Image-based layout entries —
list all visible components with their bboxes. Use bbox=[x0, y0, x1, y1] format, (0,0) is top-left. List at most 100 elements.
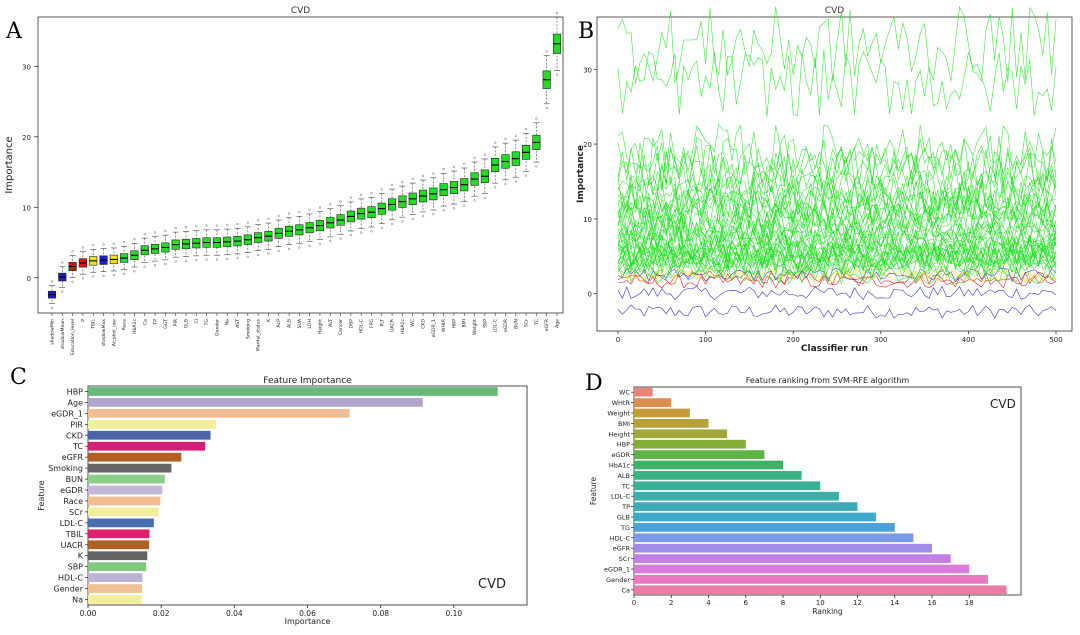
boxplot-outlier bbox=[463, 204, 466, 207]
panel-a-x-tick-label: GGT bbox=[163, 319, 169, 329]
panel-d-y-tick-label: WHtR bbox=[612, 399, 631, 407]
boxplot-outlier bbox=[50, 280, 54, 283]
panel-a-x-tick-label: ALB bbox=[287, 319, 293, 328]
panel-c-y-tick-label: UACR bbox=[61, 541, 84, 550]
boxplot-outlier bbox=[421, 215, 425, 218]
panel-a-plot-frame bbox=[37, 16, 564, 314]
history-line bbox=[617, 167, 1057, 211]
boxplot-outlier bbox=[308, 208, 311, 211]
ranking-bar bbox=[634, 439, 746, 449]
panel-a-x-tick-label: Weight bbox=[472, 319, 478, 335]
panel-d-y-tick-label: HBP bbox=[617, 441, 630, 449]
panel-a-x-tick-label: Cl bbox=[194, 319, 200, 323]
panel-b-x-tick-label: 300 bbox=[874, 336, 887, 344]
boxplot-outlier bbox=[195, 225, 198, 228]
ranking-bar bbox=[634, 491, 839, 501]
panel-a-x-tick-label: BUN bbox=[513, 319, 519, 329]
boxplot-outlier bbox=[494, 141, 497, 144]
panel-a-x-tick-label: FPG bbox=[369, 319, 375, 328]
boxplot-outlier bbox=[153, 231, 157, 234]
panel-a-x-tick-label: Alcohol_use bbox=[111, 319, 117, 346]
panel-c-y-tick-label: SBP bbox=[68, 563, 84, 572]
panel-c-y-tick-label: Race bbox=[63, 497, 83, 506]
panel-d-y-tick-label: SCr bbox=[619, 555, 631, 563]
history-line bbox=[617, 274, 1057, 289]
panel-c-y-tick-label: Smoking bbox=[48, 464, 83, 473]
panel-d-x-tick-label: 16 bbox=[928, 599, 937, 607]
history-line bbox=[617, 147, 1057, 194]
boxplot-outlier bbox=[164, 229, 167, 232]
panel-a-y-tick-label: 0 bbox=[27, 275, 31, 283]
history-line bbox=[617, 135, 1057, 186]
boxplot-outlier bbox=[349, 234, 352, 237]
history-line bbox=[617, 123, 1057, 177]
boxplot-outlier bbox=[473, 156, 476, 159]
panel-a-y-tick-label: 30 bbox=[22, 63, 31, 71]
importance-bar bbox=[88, 551, 148, 561]
boxplot-outlier bbox=[133, 238, 136, 241]
boxplot-outlier bbox=[329, 203, 332, 206]
panel-a-x-tick-label: Education_level bbox=[70, 319, 76, 355]
ranking-bar bbox=[634, 450, 765, 459]
panel-a-x-tick-label: P bbox=[80, 319, 86, 322]
boxplot-outlier bbox=[535, 117, 538, 120]
panel-a-x-tick-label: K bbox=[266, 318, 272, 322]
importance-bar bbox=[88, 540, 150, 550]
boxplot-outlier bbox=[174, 260, 177, 263]
panel-a-x-tick-label: shadowMin bbox=[50, 319, 56, 345]
boxplot-outlier bbox=[81, 246, 85, 249]
boxplot-outlier bbox=[112, 242, 115, 245]
panel-a-x-tick-label: shadowMax bbox=[101, 319, 107, 346]
boxplot-outlier bbox=[401, 180, 404, 183]
history-line bbox=[617, 267, 1057, 283]
boxplot-outlier bbox=[298, 210, 301, 214]
panel-a-x-tick-label: Gender bbox=[214, 319, 220, 336]
ranking-bar bbox=[634, 543, 932, 553]
boxplot-outlier bbox=[184, 259, 188, 262]
importance-bar bbox=[88, 408, 350, 418]
panel-d-y-axis-label: Feature bbox=[589, 476, 598, 505]
panel-c-annotation: CVD bbox=[478, 577, 506, 592]
boxplot-outlier bbox=[555, 73, 559, 76]
panel-a-boxplot: CVD Importance 0 10 20 30 shadowMin shadowMean E… bbox=[4, 6, 564, 355]
panel-a-title: CVD bbox=[291, 6, 310, 16]
importance-bar bbox=[88, 496, 161, 506]
boxplot-outlier bbox=[391, 222, 394, 226]
importance-bar bbox=[88, 419, 217, 429]
panel-letter-d: D bbox=[585, 371, 603, 396]
panel-c-y-tick-label: HBP bbox=[67, 387, 84, 396]
history-line bbox=[617, 304, 1057, 319]
panel-a-x-tick-label: AST bbox=[235, 319, 241, 328]
importance-bar bbox=[88, 595, 142, 604]
ranking-bar bbox=[634, 481, 821, 491]
boxplot-outlier bbox=[535, 165, 538, 168]
boxplot-outlier bbox=[102, 243, 105, 246]
ranking-bar bbox=[634, 460, 783, 470]
panel-a-x-tick-label: HbA1c bbox=[132, 319, 138, 334]
panel-d-y-tick-label: Gender bbox=[606, 576, 630, 584]
history-line bbox=[617, 226, 1057, 258]
boxplot-outlier bbox=[504, 182, 507, 186]
boxplot-outlier bbox=[452, 165, 456, 168]
ranking-bar bbox=[634, 523, 895, 532]
panel-letter-b: B bbox=[578, 19, 594, 44]
history-line bbox=[617, 229, 1057, 260]
panel-b-x-tick-label: 500 bbox=[1049, 336, 1062, 344]
panel-a-x-tick-label: HDL-C bbox=[359, 319, 365, 333]
boxplot-outlier bbox=[504, 137, 507, 140]
panel-a-x-tick-label: WC bbox=[410, 319, 416, 327]
boxplot-outlier bbox=[370, 230, 373, 233]
panel-c-y-tick-label: eGDR_1 bbox=[51, 409, 83, 418]
panel-c-y-tick-label: SCr bbox=[69, 508, 84, 517]
boxplot-outlier bbox=[380, 226, 383, 230]
history-line bbox=[617, 178, 1057, 220]
panel-c-y-tick-label: TC bbox=[72, 442, 83, 451]
boxplot-outlier bbox=[112, 274, 115, 277]
panel-a-y-axis-label: Importance bbox=[4, 136, 15, 193]
boxplot-outlier bbox=[236, 223, 239, 226]
boxplot-outlier bbox=[380, 188, 383, 191]
ranking-bar bbox=[634, 575, 988, 584]
importance-bar bbox=[88, 387, 498, 396]
boxplot-outlier bbox=[205, 224, 208, 227]
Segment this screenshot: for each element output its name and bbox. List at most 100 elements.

Request — Can you print each row above verbatim, with the pictures left out?

Answer to the problem —
list all visible components with their bboxes. Use bbox=[x0, y0, x1, y1] format, (0,0) is top-left. List at most 100 elements.
boxplot-outlier bbox=[463, 204, 466, 207]
panel-a-x-tick-label: GGT bbox=[163, 319, 169, 329]
panel-d-y-tick-label: WHtR bbox=[612, 399, 631, 407]
boxplot-outlier bbox=[50, 280, 54, 283]
panel-a-x-tick-label: ALB bbox=[287, 319, 293, 328]
panel-c-y-tick-label: UACR bbox=[61, 541, 84, 550]
boxplot-outlier bbox=[421, 215, 425, 218]
panel-a-plot-frame bbox=[37, 16, 564, 314]
history-line bbox=[617, 167, 1057, 211]
boxplot-outlier bbox=[308, 208, 311, 211]
ranking-bar bbox=[634, 439, 746, 449]
panel-a-x-tick-label: Weight bbox=[472, 319, 478, 335]
panel-d-y-tick-label: HBP bbox=[617, 441, 630, 449]
panel-a-x-tick-label: Cl bbox=[194, 319, 200, 323]
panel-b-x-tick-label: 300 bbox=[874, 336, 887, 344]
boxplot-outlier bbox=[195, 225, 198, 228]
ranking-bar bbox=[634, 491, 839, 501]
panel-a-x-tick-label: BUN bbox=[513, 319, 519, 329]
boxplot-outlier bbox=[494, 141, 497, 144]
panel-a-x-tick-label: FPG bbox=[369, 319, 375, 328]
boxplot-outlier bbox=[153, 231, 157, 234]
panel-a-x-tick-label: Alcohol_use bbox=[111, 319, 117, 346]
panel-c-y-tick-label: SBP bbox=[68, 563, 84, 572]
panel-c-y-tick-label: Race bbox=[63, 497, 83, 506]
panel-d-y-tick-label: SCr bbox=[619, 555, 631, 563]
history-line bbox=[617, 274, 1057, 289]
panel-c-y-tick-label: Smoking bbox=[48, 464, 83, 473]
panel-d-x-tick-label: 16 bbox=[928, 599, 937, 607]
history-line bbox=[617, 147, 1057, 194]
boxplot-outlier bbox=[164, 229, 167, 232]
panel-a-y-tick-label: 0 bbox=[27, 275, 31, 283]
history-line bbox=[617, 135, 1057, 186]
boxplot-outlier bbox=[349, 234, 352, 237]
history-line bbox=[617, 123, 1057, 177]
boxplot-outlier bbox=[473, 156, 476, 159]
panel-a-y-tick-label: 30 bbox=[22, 63, 31, 71]
importance-bar bbox=[88, 551, 148, 561]
boxplot-outlier bbox=[133, 238, 136, 241]
boxplot-outlier bbox=[329, 203, 332, 206]
panel-a-x-tick-label: Education_level bbox=[70, 319, 76, 355]
ranking-bar bbox=[634, 450, 765, 459]
panel-a-x-tick-label: P bbox=[80, 319, 86, 322]
boxplot-outlier bbox=[535, 117, 538, 120]
panel-a-x-tick-label: K bbox=[266, 318, 272, 322]
importance-bar bbox=[88, 540, 150, 550]
boxplot-outlier bbox=[174, 260, 177, 263]
panel-a-x-tick-label: shadowMin bbox=[50, 319, 56, 345]
boxplot-outlier bbox=[81, 246, 85, 249]
boxplot-outlier bbox=[112, 242, 115, 245]
panel-a-x-tick-label: shadowMax bbox=[101, 319, 107, 346]
boxplot-outlier bbox=[401, 180, 404, 183]
history-line bbox=[617, 267, 1057, 283]
boxplot-outlier bbox=[298, 210, 301, 214]
panel-a-x-tick-label: Gender bbox=[214, 319, 220, 336]
ranking-bar bbox=[634, 543, 932, 553]
boxplot-outlier bbox=[184, 259, 188, 262]
importance-bar bbox=[88, 408, 350, 418]
panel-d-y-axis-label: Feature bbox=[589, 476, 598, 505]
panel-c-annotation: CVD bbox=[478, 577, 506, 592]
boxplot-outlier bbox=[555, 73, 559, 76]
panel-a-boxplot: CVD Importance 0 10 20 30 shadowMin shadowMean E… bbox=[4, 6, 564, 355]
panel-a-title: CVD bbox=[291, 6, 310, 16]
importance-bar bbox=[88, 496, 161, 506]
boxplot-outlier bbox=[391, 222, 394, 226]
importance-bar bbox=[88, 419, 217, 429]
panel-letter-d: D bbox=[585, 371, 603, 396]
panel-c-y-tick-label: HBP bbox=[67, 387, 84, 396]
history-line bbox=[617, 304, 1057, 319]
panel-a-x-tick-label: AST bbox=[235, 319, 241, 328]
importance-bar bbox=[88, 595, 142, 604]
ranking-bar bbox=[634, 481, 821, 491]
boxplot-outlier bbox=[535, 165, 538, 168]
boxplot-outlier bbox=[102, 243, 105, 246]
ranking-bar bbox=[634, 460, 783, 470]
panel-a-x-tick-label: HbA1c bbox=[132, 319, 138, 334]
panel-d-y-tick-label: Gender bbox=[606, 576, 630, 584]
history-line bbox=[617, 226, 1057, 258]
boxplot-outlier bbox=[504, 182, 507, 186]
boxplot-outlier bbox=[452, 165, 456, 168]
ranking-bar bbox=[634, 523, 895, 532]
panel-letter-b: B bbox=[578, 19, 594, 44]
history-line bbox=[617, 229, 1057, 260]
panel-b-x-tick-label: 500 bbox=[1049, 336, 1062, 344]
panel-a-x-tick-label: HDL-C bbox=[359, 319, 365, 333]
boxplot-outlier bbox=[504, 137, 507, 140]
panel-a-x-tick-label: WC bbox=[410, 319, 416, 327]
boxplot-outlier bbox=[370, 230, 373, 233]
panel-c-y-tick-label: eGDR_1 bbox=[51, 409, 83, 418]
panel-c-y-tick-label: SCr bbox=[69, 508, 84, 517]
boxplot-outlier bbox=[380, 226, 383, 230]
history-line bbox=[617, 178, 1057, 220]
panel-c-y-tick-label: TC bbox=[72, 442, 83, 451]
boxplot-outlier bbox=[112, 274, 115, 277]
panel-a-y-axis-label: Importance bbox=[4, 136, 15, 193]
boxplot-outlier bbox=[236, 223, 239, 226]
boxplot-outlier bbox=[380, 188, 383, 191]
ranking-bar bbox=[634, 575, 988, 584]
importance-bar bbox=[88, 387, 498, 396]
boxplot-outlier bbox=[205, 224, 208, 227]
Segment this screenshot: for each element output its name and bbox. List at most 100 elements.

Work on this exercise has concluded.